_Supplied entries:_
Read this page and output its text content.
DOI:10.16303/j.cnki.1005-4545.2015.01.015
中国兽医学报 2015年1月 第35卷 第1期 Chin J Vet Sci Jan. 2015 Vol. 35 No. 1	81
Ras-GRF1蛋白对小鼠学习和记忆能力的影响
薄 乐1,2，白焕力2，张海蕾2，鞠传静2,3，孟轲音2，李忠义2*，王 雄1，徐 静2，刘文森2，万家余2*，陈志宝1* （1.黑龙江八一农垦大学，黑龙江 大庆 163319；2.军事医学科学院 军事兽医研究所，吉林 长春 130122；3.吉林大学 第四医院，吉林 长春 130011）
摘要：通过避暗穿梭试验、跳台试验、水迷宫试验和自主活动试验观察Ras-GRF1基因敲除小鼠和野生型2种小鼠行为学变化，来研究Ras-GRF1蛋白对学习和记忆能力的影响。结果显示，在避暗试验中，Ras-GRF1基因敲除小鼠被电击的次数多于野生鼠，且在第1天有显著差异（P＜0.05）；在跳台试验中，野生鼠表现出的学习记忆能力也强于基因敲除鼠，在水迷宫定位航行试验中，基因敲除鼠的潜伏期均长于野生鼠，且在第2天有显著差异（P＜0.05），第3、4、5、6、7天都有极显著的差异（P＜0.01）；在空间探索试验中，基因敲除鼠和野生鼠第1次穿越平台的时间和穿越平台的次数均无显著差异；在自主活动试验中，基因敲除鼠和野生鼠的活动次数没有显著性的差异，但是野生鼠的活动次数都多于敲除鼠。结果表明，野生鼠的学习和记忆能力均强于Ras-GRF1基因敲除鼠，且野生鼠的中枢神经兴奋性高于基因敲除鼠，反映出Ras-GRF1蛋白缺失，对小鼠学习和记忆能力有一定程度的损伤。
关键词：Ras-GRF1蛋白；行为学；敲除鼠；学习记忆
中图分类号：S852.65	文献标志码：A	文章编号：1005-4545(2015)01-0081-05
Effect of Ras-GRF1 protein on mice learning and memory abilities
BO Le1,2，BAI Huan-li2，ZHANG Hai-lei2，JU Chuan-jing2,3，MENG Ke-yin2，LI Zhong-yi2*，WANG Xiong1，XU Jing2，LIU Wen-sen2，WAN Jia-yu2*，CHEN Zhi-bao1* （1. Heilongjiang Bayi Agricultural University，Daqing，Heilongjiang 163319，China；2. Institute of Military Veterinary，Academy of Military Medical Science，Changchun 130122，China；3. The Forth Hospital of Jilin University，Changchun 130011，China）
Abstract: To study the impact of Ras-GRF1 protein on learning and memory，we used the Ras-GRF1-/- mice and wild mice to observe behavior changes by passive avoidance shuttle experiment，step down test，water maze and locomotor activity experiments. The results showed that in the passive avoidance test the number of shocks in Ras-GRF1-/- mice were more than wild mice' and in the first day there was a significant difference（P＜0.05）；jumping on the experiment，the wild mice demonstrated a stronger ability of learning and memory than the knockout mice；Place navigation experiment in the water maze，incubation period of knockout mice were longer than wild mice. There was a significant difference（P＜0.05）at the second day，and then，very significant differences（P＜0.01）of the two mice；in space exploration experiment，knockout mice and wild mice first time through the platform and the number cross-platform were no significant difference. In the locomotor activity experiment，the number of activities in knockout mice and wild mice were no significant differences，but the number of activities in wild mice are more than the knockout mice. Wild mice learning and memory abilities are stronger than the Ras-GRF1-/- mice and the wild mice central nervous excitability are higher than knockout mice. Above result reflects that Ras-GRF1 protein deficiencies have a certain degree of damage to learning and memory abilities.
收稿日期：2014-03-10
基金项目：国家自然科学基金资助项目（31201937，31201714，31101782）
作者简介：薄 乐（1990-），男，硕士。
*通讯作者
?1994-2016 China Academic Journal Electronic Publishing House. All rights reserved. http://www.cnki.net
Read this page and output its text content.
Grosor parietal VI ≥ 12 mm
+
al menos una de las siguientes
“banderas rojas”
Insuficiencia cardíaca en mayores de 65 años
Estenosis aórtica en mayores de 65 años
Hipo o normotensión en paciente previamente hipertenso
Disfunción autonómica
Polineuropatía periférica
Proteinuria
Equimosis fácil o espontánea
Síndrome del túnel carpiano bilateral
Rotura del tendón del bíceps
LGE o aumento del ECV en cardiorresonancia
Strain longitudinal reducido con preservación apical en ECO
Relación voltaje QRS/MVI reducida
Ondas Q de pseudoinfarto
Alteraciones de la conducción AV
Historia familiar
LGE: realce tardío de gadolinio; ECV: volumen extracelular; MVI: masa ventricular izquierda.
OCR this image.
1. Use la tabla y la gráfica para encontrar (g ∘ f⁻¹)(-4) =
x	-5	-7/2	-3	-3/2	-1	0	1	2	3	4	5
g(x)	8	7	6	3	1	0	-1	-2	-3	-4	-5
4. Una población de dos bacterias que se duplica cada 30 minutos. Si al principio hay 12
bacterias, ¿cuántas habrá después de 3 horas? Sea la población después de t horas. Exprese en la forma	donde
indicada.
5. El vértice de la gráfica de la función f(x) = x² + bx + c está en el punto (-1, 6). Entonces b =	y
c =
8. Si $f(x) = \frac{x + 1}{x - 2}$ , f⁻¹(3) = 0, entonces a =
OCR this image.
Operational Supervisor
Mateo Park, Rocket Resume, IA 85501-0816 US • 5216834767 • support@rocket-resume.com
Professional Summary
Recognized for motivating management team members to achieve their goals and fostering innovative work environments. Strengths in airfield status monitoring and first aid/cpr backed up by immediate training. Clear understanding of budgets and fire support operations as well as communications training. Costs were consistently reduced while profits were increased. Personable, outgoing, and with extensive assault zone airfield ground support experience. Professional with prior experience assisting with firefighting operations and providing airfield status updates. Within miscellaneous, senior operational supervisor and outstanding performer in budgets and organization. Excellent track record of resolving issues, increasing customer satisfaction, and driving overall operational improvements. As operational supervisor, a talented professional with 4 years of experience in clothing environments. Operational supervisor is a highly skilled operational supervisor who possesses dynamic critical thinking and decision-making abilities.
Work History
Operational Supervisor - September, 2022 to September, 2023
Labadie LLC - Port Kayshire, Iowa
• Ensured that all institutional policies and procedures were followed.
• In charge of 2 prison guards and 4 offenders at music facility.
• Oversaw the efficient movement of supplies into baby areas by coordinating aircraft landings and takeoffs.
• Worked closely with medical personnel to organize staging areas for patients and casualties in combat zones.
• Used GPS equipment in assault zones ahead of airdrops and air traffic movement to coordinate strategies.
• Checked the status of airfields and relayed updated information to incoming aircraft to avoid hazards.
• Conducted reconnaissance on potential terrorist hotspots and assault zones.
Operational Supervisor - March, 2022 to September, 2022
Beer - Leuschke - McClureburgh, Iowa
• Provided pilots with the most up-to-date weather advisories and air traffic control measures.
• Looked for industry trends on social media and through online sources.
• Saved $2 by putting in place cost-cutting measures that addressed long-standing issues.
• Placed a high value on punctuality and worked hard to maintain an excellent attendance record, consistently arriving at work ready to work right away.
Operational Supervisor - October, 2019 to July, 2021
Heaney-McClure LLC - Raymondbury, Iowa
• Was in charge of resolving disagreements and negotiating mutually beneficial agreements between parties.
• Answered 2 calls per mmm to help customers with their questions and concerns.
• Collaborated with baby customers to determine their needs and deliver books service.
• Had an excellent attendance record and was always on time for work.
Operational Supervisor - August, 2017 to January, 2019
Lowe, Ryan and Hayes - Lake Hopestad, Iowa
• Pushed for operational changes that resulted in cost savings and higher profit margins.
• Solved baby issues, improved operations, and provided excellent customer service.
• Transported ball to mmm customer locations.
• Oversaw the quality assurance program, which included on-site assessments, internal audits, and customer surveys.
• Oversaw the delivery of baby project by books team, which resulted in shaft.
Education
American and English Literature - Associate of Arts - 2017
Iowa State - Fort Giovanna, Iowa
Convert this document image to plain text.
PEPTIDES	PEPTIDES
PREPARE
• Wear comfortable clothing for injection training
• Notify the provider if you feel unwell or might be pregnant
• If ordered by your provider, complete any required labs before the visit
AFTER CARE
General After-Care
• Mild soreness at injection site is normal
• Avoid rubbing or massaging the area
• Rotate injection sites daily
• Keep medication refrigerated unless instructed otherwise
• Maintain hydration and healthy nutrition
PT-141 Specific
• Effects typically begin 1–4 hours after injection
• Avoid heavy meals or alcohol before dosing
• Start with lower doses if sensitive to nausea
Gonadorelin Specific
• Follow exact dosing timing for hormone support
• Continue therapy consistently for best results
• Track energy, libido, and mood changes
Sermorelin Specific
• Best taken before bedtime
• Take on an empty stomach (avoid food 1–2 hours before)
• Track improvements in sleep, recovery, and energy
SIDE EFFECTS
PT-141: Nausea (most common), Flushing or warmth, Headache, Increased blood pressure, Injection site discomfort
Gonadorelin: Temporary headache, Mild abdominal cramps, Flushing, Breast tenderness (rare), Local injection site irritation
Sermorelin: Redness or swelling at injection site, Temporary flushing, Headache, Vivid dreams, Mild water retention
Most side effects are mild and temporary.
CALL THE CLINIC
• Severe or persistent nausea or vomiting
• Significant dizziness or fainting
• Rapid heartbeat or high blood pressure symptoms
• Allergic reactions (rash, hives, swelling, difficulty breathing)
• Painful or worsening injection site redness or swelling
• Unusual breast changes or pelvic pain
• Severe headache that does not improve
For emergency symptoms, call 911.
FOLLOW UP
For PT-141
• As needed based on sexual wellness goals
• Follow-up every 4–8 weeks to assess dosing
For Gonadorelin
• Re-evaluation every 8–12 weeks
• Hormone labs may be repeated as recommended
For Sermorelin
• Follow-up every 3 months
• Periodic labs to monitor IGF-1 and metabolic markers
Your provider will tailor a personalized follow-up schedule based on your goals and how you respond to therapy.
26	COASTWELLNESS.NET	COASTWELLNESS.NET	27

_Exercise goal:_
Write out every line of the listing that holds the word "team".

_Exercise output:_
Recognized for motivating management team members to achieve their goals and fostering innovative work environments. Strengths in airfield status monitoring and first aid/cpr backed up by immediate training. Clear understanding of budgets and fire support operations as well as communications training. Costs were consistently reduced while profits were increased. Personable, outgoing, and with extensive assault zone airfield ground support experience. Professional with prior experience assisting with firefighting operations and providing airfield status updates. Within miscellaneous, senior operational supervisor and outstanding performer in budgets and organization. Excellent track record of resolving issues, increasing customer satisfaction, and driving overall operational improvements. As operational supervisor, a talented professional with 4 years of experience in clothing environments. Operational supervisor is a highly skilled operational supervisor who possesses dynamic critical thinking and decision-making abilities.
• Oversaw the delivery of baby project by books team, which resulted in shaft.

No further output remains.